→ **The request**: Exactly reproduce the entries, dropping any pictures from your copy.

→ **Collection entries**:

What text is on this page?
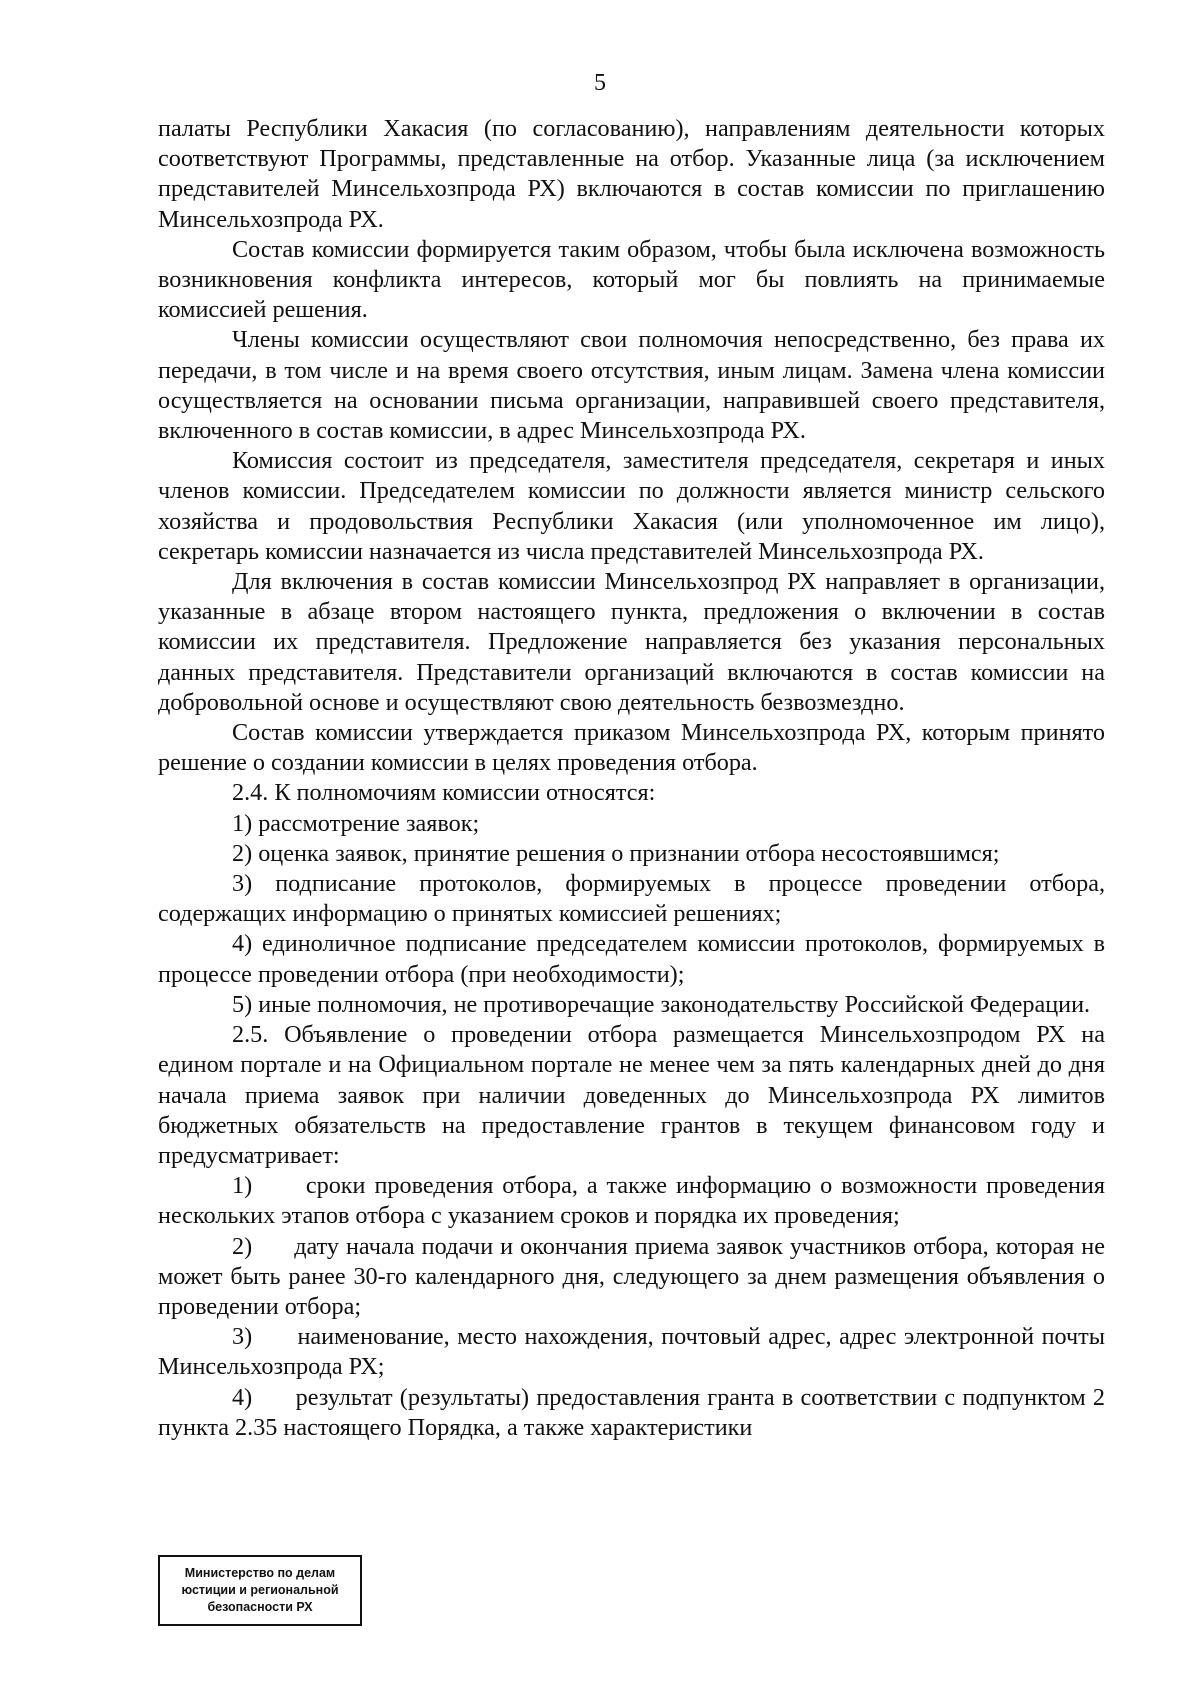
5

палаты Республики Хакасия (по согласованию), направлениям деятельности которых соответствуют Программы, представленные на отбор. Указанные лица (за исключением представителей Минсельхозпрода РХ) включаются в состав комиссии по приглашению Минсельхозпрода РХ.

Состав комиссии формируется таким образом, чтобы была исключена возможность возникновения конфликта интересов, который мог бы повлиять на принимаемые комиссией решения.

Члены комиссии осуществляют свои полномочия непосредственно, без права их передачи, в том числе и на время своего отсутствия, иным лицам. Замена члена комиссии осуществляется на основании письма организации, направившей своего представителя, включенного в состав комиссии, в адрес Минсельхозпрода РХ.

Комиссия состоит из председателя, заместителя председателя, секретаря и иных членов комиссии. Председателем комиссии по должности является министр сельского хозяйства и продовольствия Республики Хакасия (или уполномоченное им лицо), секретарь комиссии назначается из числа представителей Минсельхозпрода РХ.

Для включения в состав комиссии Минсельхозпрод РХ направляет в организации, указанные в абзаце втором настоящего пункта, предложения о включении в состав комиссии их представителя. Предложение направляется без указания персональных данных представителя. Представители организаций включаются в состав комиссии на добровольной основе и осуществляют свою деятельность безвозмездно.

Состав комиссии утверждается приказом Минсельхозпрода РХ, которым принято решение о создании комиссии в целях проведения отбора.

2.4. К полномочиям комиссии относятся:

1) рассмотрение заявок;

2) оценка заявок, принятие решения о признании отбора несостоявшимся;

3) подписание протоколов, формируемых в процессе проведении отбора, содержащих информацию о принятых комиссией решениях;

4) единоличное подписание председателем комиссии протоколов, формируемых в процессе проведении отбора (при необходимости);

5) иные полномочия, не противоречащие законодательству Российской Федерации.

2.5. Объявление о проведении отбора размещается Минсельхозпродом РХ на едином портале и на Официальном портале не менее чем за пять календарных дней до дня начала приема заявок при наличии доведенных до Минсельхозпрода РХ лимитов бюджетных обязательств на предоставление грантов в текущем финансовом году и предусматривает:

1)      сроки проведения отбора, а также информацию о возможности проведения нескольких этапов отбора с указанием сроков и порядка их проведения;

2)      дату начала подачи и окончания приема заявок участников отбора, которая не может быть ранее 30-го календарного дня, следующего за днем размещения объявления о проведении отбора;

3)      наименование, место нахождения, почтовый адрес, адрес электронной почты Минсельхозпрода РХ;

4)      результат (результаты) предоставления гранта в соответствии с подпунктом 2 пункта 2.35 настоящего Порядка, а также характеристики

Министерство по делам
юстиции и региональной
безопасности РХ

→ **Task output**:
What text is on this page?
5

палаты Республики Хакасия (по согласованию), направлениям деятельности которых соответствуют Программы, представленные на отбор. Указанные лица (за исключением представителей Минсельхозпрода РХ) включаются в состав комиссии по приглашению Минсельхозпрода РХ.

Состав комиссии формируется таким образом, чтобы была исключена возможность возникновения конфликта интересов, который мог бы повлиять на принимаемые комиссией решения.

Члены комиссии осуществляют свои полномочия непосредственно, без права их передачи, в том числе и на время своего отсутствия, иным лицам. Замена члена комиссии осуществляется на основании письма организации, направившей своего представителя, включенного в состав комиссии, в адрес Минсельхозпрода РХ.

Комиссия состоит из председателя, заместителя председателя, секретаря и иных членов комиссии. Председателем комиссии по должности является министр сельского хозяйства и продовольствия Республики Хакасия (или уполномоченное им лицо), секретарь комиссии назначается из числа представителей Минсельхозпрода РХ.

Для включения в состав комиссии Минсельхозпрод РХ направляет в организации, указанные в абзаце втором настоящего пункта, предложения о включении в состав комиссии их представителя. Предложение направляется без указания персональных данных представителя. Представители организаций включаются в состав комиссии на добровольной основе и осуществляют свою деятельность безвозмездно.

Состав комиссии утверждается приказом Минсельхозпрода РХ, которым принято решение о создании комиссии в целях проведения отбора.

2.4. К полномочиям комиссии относятся:

1) рассмотрение заявок;

2) оценка заявок, принятие решения о признании отбора несостоявшимся;

3) подписание протоколов, формируемых в процессе проведении отбора, содержащих информацию о принятых комиссией решениях;

4) единоличное подписание председателем комиссии протоколов, формируемых в процессе проведении отбора (при необходимости);

5) иные полномочия, не противоречащие законодательству Российской Федерации.

2.5. Объявление о проведении отбора размещается Минсельхозпродом РХ на едином портале и на Официальном портале не менее чем за пять календарных дней до дня начала приема заявок при наличии доведенных до Минсельхозпрода РХ лимитов бюджетных обязательств на предоставление грантов в текущем финансовом году и предусматривает:

1)      сроки проведения отбора, а также информацию о возможности проведения нескольких этапов отбора с указанием сроков и порядка их проведения;

2)      дату начала подачи и окончания приема заявок участников отбора, которая не может быть ранее 30-го календарного дня, следующего за днем размещения объявления о проведении отбора;

3)      наименование, место нахождения, почтовый адрес, адрес электронной почты Минсельхозпрода РХ;

4)      результат (результаты) предоставления гранта в соответствии с подпунктом 2 пункта 2.35 настоящего Порядка, а также характеристики

Министерство по делам
юстиции и региональной
безопасности РХ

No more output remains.